▶ INSTRUCTIONS FOR THE TASK
Return every line of the material below verbatim, omitting the pictures from your response.

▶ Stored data

━━━━━━

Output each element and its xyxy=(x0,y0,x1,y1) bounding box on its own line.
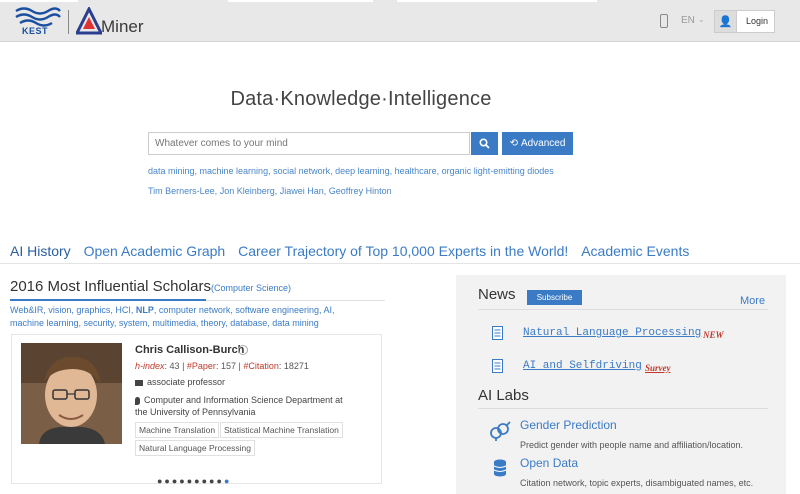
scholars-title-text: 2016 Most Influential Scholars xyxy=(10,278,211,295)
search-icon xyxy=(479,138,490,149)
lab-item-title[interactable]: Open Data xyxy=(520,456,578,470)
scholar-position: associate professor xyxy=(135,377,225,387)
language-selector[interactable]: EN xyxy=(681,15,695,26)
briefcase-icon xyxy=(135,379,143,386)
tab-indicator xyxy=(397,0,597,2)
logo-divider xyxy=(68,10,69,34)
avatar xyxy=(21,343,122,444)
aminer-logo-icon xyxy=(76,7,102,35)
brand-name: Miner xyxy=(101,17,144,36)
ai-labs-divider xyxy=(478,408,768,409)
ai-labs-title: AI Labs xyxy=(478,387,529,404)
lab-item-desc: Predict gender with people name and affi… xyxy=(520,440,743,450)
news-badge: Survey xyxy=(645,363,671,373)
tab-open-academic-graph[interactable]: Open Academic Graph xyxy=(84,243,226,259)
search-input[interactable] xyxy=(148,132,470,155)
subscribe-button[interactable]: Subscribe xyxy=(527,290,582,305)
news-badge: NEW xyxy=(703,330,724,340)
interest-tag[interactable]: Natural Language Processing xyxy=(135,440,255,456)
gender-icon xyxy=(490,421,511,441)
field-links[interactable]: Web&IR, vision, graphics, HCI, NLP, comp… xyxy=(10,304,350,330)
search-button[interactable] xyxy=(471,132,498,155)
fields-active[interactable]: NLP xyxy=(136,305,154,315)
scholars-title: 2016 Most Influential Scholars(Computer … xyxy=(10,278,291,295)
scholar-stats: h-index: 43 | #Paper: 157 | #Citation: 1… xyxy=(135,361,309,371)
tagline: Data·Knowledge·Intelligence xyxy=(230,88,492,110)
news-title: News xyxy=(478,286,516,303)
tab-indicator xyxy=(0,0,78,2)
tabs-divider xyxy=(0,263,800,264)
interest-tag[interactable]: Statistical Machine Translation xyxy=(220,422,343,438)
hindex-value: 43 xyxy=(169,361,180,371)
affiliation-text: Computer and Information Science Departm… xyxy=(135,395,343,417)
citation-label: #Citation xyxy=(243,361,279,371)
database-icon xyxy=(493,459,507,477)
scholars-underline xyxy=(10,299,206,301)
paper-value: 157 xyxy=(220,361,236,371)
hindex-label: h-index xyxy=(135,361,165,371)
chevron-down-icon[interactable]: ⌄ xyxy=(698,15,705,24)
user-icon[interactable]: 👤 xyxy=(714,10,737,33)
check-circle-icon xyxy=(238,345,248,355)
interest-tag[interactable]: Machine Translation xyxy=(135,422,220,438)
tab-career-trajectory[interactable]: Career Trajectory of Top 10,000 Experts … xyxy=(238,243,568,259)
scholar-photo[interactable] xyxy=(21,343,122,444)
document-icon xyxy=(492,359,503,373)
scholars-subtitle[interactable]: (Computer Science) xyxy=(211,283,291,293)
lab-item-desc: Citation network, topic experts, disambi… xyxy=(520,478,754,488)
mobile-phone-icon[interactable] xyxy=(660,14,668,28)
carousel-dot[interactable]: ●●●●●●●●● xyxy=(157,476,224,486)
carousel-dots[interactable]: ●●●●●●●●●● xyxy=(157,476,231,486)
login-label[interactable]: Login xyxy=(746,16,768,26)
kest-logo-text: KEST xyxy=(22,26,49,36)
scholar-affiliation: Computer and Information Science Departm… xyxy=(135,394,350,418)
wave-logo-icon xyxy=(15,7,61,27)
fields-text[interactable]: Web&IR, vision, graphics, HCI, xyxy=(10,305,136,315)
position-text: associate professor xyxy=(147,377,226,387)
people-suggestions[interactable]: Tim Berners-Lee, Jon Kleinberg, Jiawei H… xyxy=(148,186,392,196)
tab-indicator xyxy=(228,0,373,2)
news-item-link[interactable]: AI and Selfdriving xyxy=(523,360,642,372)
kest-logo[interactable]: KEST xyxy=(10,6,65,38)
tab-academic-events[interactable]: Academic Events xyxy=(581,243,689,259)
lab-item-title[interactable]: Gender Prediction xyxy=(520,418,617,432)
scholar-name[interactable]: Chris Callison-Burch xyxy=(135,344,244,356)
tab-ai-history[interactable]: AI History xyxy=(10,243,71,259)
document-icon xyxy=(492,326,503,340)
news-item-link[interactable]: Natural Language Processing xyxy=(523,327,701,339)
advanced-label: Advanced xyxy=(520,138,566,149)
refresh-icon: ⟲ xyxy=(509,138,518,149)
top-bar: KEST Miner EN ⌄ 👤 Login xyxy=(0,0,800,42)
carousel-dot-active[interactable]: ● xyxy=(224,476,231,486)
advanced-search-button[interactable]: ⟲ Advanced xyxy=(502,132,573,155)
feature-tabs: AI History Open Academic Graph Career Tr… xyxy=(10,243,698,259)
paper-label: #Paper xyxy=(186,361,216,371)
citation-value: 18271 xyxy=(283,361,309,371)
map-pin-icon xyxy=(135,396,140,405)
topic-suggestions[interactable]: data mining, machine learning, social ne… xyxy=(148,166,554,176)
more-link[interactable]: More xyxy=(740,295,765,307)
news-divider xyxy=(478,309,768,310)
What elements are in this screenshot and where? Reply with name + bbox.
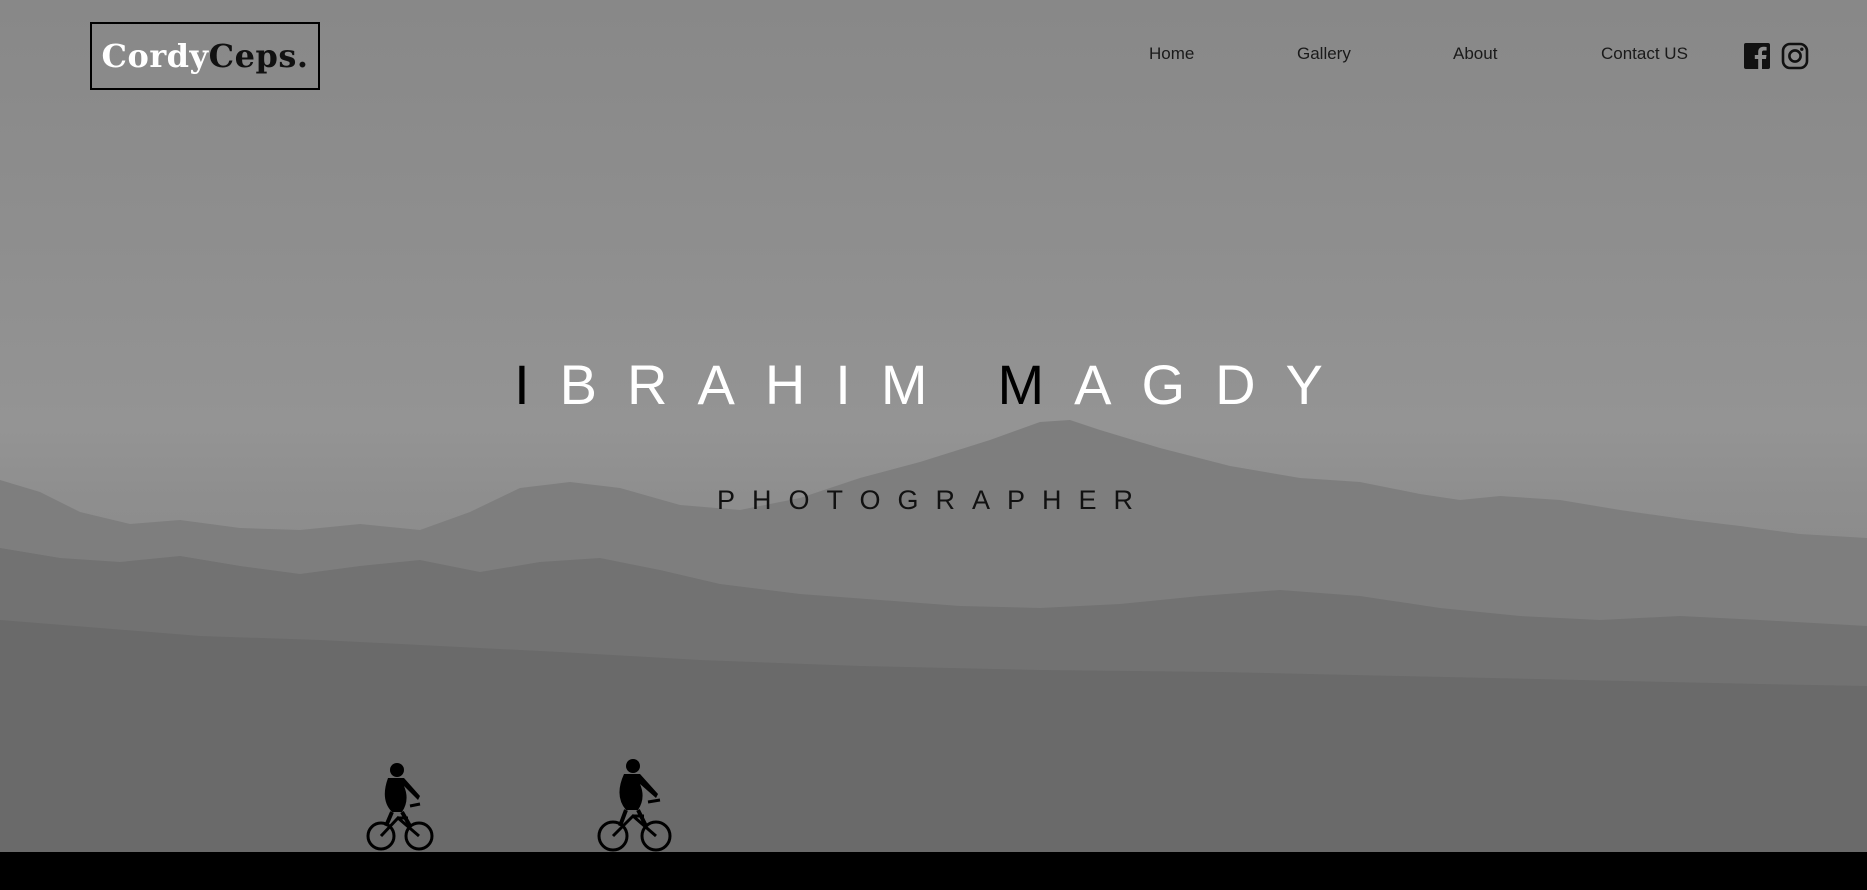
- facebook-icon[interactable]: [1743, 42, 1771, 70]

━━━━━━

▶ OUTPUT FOR THIS TASK
Output each element and its xyxy=(x0,y0,x1,y1) bounding box on its own line.
scholars-title-text: 2016 Most Influential Scholars xyxy=(10,278,211,295)
search-icon xyxy=(479,138,490,149)
lab-item-title[interactable]: Open Data xyxy=(520,456,578,470)
scholar-position: associate professor xyxy=(135,377,225,387)
language-selector[interactable]: EN xyxy=(681,15,695,26)
briefcase-icon xyxy=(135,379,143,386)
tab-indicator xyxy=(397,0,597,2)
logo-divider xyxy=(68,10,69,34)
avatar xyxy=(21,343,122,444)
aminer-logo-icon xyxy=(76,7,102,35)
brand-name: Miner xyxy=(101,17,144,36)
ai-labs-divider xyxy=(478,408,768,409)
ai-labs-title: AI Labs xyxy=(478,387,529,404)
lab-item-desc: Predict gender with people name and affi… xyxy=(520,440,743,450)
news-badge: Survey xyxy=(645,363,671,373)
tab-open-academic-graph[interactable]: Open Academic Graph xyxy=(84,243,226,259)
search-input[interactable] xyxy=(148,132,470,155)
subscribe-button[interactable]: Subscribe xyxy=(527,290,582,305)
news-badge: NEW xyxy=(703,330,724,340)
interest-tag[interactable]: Natural Language Processing xyxy=(135,440,255,456)
gender-icon xyxy=(490,421,511,441)
field-links[interactable]: Web&IR, vision, graphics, HCI, NLP, comp… xyxy=(10,304,350,330)
search-button[interactable] xyxy=(471,132,498,155)
fields-active[interactable]: NLP xyxy=(136,305,154,315)
scholars-title: 2016 Most Influential Scholars(Computer … xyxy=(10,278,291,295)
scholar-stats: h-index: 43 | #Paper: 157 | #Citation: 1… xyxy=(135,361,309,371)
tagline: Data·Knowledge·Intelligence xyxy=(230,88,492,110)
news-title: News xyxy=(478,286,516,303)
tab-indicator xyxy=(0,0,78,2)
tabs-divider xyxy=(0,263,800,264)
interest-tag[interactable]: Statistical Machine Translation xyxy=(220,422,343,438)
hindex-value: 43 xyxy=(169,361,180,371)
affiliation-text: Computer and Information Science Departm… xyxy=(135,395,343,417)
citation-label: #Citation xyxy=(243,361,279,371)
database-icon xyxy=(493,459,507,477)
scholars-underline xyxy=(10,299,206,301)
paper-value: 157 xyxy=(220,361,236,371)
hindex-label: h-index xyxy=(135,361,165,371)
chevron-down-icon[interactable]: ⌄ xyxy=(698,15,705,24)
user-icon[interactable]: 👤 xyxy=(714,10,737,33)
check-circle-icon xyxy=(238,345,248,355)
interest-tag[interactable]: Machine Translation xyxy=(135,422,220,438)
tab-career-trajectory[interactable]: Career Trajectory of Top 10,000 Experts … xyxy=(238,243,568,259)
scholar-photo[interactable] xyxy=(21,343,122,444)
document-icon xyxy=(492,359,503,373)
scholars-subtitle[interactable]: (Computer Science) xyxy=(211,283,291,293)
lab-item-desc: Citation network, topic experts, disambi… xyxy=(520,478,754,488)
mobile-phone-icon[interactable] xyxy=(660,14,668,28)
carousel-dot[interactable]: ●●●●●●●●● xyxy=(157,476,224,486)
carousel-dots[interactable]: ●●●●●●●●●● xyxy=(157,476,231,486)
login-label[interactable]: Login xyxy=(746,16,768,26)
kest-logo-text: KEST xyxy=(22,26,49,36)
scholar-affiliation: Computer and Information Science Departm… xyxy=(135,394,350,418)
wave-logo-icon xyxy=(15,7,61,27)
fields-text[interactable]: Web&IR, vision, graphics, HCI, xyxy=(10,305,136,315)
position-text: associate professor xyxy=(147,377,226,387)
people-suggestions[interactable]: Tim Berners-Lee, Jon Kleinberg, Jiawei H… xyxy=(148,186,392,196)
tab-indicator xyxy=(228,0,373,2)
news-item-link[interactable]: AI and Selfdriving xyxy=(523,360,642,372)
kest-logo[interactable]: KEST xyxy=(10,6,65,38)
tab-academic-events[interactable]: Academic Events xyxy=(581,243,689,259)
lab-item-title[interactable]: Gender Prediction xyxy=(520,418,617,432)
scholar-name[interactable]: Chris Callison-Burch xyxy=(135,344,244,356)
tab-ai-history[interactable]: AI History xyxy=(10,243,71,259)
document-icon xyxy=(492,326,503,340)
news-item-link[interactable]: Natural Language Processing xyxy=(523,327,701,339)
advanced-label: Advanced xyxy=(520,138,566,149)
refresh-icon: ⟲ xyxy=(509,138,518,149)
top-bar: KEST Miner EN ⌄ 👤 Login xyxy=(0,0,800,42)
carousel-dot-active[interactable]: ● xyxy=(224,476,231,486)
advanced-search-button[interactable]: ⟲ Advanced xyxy=(502,132,573,155)
feature-tabs: AI History Open Academic Graph Career Tr… xyxy=(10,243,698,259)
paper-label: #Paper xyxy=(186,361,216,371)
citation-value: 18271 xyxy=(283,361,309,371)
map-pin-icon xyxy=(135,396,140,405)
topic-suggestions[interactable]: data mining, machine learning, social ne… xyxy=(148,166,554,176)
more-link[interactable]: More xyxy=(740,295,765,307)
news-divider xyxy=(478,309,768,310)
What elements are in this screenshot and where? Reply with name + bbox.
- facebook-icon[interactable]: [1743, 42, 1771, 70]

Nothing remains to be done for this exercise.